◆ **Exercise details**
Reproduce every entry in the listing without alteration.

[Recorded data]
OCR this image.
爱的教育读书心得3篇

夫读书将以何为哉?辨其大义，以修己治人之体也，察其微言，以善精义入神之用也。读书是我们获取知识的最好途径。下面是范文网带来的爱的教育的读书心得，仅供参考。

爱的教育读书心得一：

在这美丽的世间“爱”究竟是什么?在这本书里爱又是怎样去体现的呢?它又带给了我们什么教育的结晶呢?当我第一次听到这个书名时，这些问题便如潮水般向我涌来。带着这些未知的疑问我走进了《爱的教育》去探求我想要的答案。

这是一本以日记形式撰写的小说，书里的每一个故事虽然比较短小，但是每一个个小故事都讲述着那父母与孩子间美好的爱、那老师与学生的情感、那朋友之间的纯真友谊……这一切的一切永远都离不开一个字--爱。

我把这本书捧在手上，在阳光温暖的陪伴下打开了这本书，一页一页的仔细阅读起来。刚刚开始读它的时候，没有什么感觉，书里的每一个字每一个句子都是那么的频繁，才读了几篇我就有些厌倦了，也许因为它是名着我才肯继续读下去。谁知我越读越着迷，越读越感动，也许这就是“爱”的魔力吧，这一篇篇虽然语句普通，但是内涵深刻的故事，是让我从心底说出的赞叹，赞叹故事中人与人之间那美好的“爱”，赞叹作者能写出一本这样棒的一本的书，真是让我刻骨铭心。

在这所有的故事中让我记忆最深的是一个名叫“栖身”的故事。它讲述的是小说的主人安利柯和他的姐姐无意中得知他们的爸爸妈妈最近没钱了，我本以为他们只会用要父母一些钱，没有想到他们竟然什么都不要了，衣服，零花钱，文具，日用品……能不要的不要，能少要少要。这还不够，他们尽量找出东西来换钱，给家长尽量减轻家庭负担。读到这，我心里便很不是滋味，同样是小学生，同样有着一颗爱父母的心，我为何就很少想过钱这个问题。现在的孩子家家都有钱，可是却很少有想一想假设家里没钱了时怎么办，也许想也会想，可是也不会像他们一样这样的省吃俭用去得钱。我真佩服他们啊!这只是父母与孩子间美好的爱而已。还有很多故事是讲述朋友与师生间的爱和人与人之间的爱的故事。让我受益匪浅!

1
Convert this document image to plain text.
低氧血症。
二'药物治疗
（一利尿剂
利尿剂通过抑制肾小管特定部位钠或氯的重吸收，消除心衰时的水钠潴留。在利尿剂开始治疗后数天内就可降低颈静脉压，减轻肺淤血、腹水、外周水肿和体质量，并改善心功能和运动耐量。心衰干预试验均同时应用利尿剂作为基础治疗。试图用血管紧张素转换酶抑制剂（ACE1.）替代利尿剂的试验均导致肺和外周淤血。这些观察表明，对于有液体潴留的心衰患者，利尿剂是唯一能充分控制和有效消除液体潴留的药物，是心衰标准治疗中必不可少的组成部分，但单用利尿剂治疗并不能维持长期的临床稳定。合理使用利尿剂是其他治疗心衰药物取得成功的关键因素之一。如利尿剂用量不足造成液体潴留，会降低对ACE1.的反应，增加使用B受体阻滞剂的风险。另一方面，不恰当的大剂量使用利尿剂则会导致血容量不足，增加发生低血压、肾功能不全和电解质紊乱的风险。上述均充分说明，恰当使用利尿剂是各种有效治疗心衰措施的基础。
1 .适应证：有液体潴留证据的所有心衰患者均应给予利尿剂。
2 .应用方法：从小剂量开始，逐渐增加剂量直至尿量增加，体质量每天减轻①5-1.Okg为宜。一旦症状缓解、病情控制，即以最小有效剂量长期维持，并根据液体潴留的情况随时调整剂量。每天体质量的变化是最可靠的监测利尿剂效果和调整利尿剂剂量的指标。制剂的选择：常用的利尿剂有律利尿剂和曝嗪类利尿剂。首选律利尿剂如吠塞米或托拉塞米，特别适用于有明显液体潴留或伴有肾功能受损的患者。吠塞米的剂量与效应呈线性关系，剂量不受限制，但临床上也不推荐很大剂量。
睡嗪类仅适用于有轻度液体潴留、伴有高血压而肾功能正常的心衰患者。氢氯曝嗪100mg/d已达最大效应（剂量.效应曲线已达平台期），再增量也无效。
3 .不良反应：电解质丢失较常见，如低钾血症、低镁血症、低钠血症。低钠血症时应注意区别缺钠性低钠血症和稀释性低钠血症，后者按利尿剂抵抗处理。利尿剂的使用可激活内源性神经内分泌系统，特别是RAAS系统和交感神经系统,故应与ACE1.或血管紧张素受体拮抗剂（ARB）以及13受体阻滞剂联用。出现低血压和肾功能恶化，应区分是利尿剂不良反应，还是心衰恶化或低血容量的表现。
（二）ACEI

◆ **Output for this exercise**
OCR this image.
爱的教育读书心得3篇

夫读书将以何为哉?辨其大义，以修己治人之体也，察其微言，以善精义入神之用也。读书是我们获取知识的最好途径。下面是范文网带来的爱的教育的读书心得，仅供参考。

爱的教育读书心得一：

在这美丽的世间“爱”究竟是什么?在这本书里爱又是怎样去体现的呢?它又带给了我们什么教育的结晶呢?当我第一次听到这个书名时，这些问题便如潮水般向我涌来。带着这些未知的疑问我走进了《爱的教育》去探求我想要的答案。

这是一本以日记形式撰写的小说，书里的每一个故事虽然比较短小，但是每一个个小故事都讲述着那父母与孩子间美好的爱、那老师与学生的情感、那朋友之间的纯真友谊……这一切的一切永远都离不开一个字--爱。

我把这本书捧在手上，在阳光温暖的陪伴下打开了这本书，一页一页的仔细阅读起来。刚刚开始读它的时候，没有什么感觉，书里的每一个字每一个句子都是那么的频繁，才读了几篇我就有些厌倦了，也许因为它是名着我才肯继续读下去。谁知我越读越着迷，越读越感动，也许这就是“爱”的魔力吧，这一篇篇虽然语句普通，但是内涵深刻的故事，是让我从心底说出的赞叹，赞叹故事中人与人之间那美好的“爱”，赞叹作者能写出一本这样棒的一本的书，真是让我刻骨铭心。

在这所有的故事中让我记忆最深的是一个名叫“栖身”的故事。它讲述的是小说的主人安利柯和他的姐姐无意中得知他们的爸爸妈妈最近没钱了，我本以为他们只会用要父母一些钱，没有想到他们竟然什么都不要了，衣服，零花钱，文具，日用品……能不要的不要，能少要少要。这还不够，他们尽量找出东西来换钱，给家长尽量减轻家庭负担。读到这，我心里便很不是滋味，同样是小学生，同样有着一颗爱父母的心，我为何就很少想过钱这个问题。现在的孩子家家都有钱，可是却很少有想一想假设家里没钱了时怎么办，也许想也会想，可是也不会像他们一样这样的省吃俭用去得钱。我真佩服他们啊!这只是父母与孩子间美好的爱而已。还有很多故事是讲述朋友与师生间的爱和人与人之间的爱的故事。让我受益匪浅!

1
Convert this document image to plain text.
低氧血症。
二'药物治疗
（一利尿剂
利尿剂通过抑制肾小管特定部位钠或氯的重吸收，消除心衰时的水钠潴留。在利尿剂开始治疗后数天内就可降低颈静脉压，减轻肺淤血、腹水、外周水肿和体质量，并改善心功能和运动耐量。心衰干预试验均同时应用利尿剂作为基础治疗。试图用血管紧张素转换酶抑制剂（ACE1.）替代利尿剂的试验均导致肺和外周淤血。这些观察表明，对于有液体潴留的心衰患者，利尿剂是唯一能充分控制和有效消除液体潴留的药物，是心衰标准治疗中必不可少的组成部分，但单用利尿剂治疗并不能维持长期的临床稳定。合理使用利尿剂是其他治疗心衰药物取得成功的关键因素之一。如利尿剂用量不足造成液体潴留，会降低对ACE1.的反应，增加使用B受体阻滞剂的风险。另一方面，不恰当的大剂量使用利尿剂则会导致血容量不足，增加发生低血压、肾功能不全和电解质紊乱的风险。上述均充分说明，恰当使用利尿剂是各种有效治疗心衰措施的基础。
1 .适应证：有液体潴留证据的所有心衰患者均应给予利尿剂。
2 .应用方法：从小剂量开始，逐渐增加剂量直至尿量增加，体质量每天减轻①5-1.Okg为宜。一旦症状缓解、病情控制，即以最小有效剂量长期维持，并根据液体潴留的情况随时调整剂量。每天体质量的变化是最可靠的监测利尿剂效果和调整利尿剂剂量的指标。制剂的选择：常用的利尿剂有律利尿剂和曝嗪类利尿剂。首选律利尿剂如吠塞米或托拉塞米，特别适用于有明显液体潴留或伴有肾功能受损的患者。吠塞米的剂量与效应呈线性关系，剂量不受限制，但临床上也不推荐很大剂量。
睡嗪类仅适用于有轻度液体潴留、伴有高血压而肾功能正常的心衰患者。氢氯曝嗪100mg/d已达最大效应（剂量.效应曲线已达平台期），再增量也无效。
3 .不良反应：电解质丢失较常见，如低钾血症、低镁血症、低钠血症。低钠血症时应注意区别缺钠性低钠血症和稀释性低钠血症，后者按利尿剂抵抗处理。利尿剂的使用可激活内源性神经内分泌系统，特别是RAAS系统和交感神经系统,故应与ACE1.或血管紧张素受体拮抗剂（ARB）以及13受体阻滞剂联用。出现低血压和肾功能恶化，应区分是利尿剂不良反应，还是心衰恶化或低血容量的表现。
（二）ACEI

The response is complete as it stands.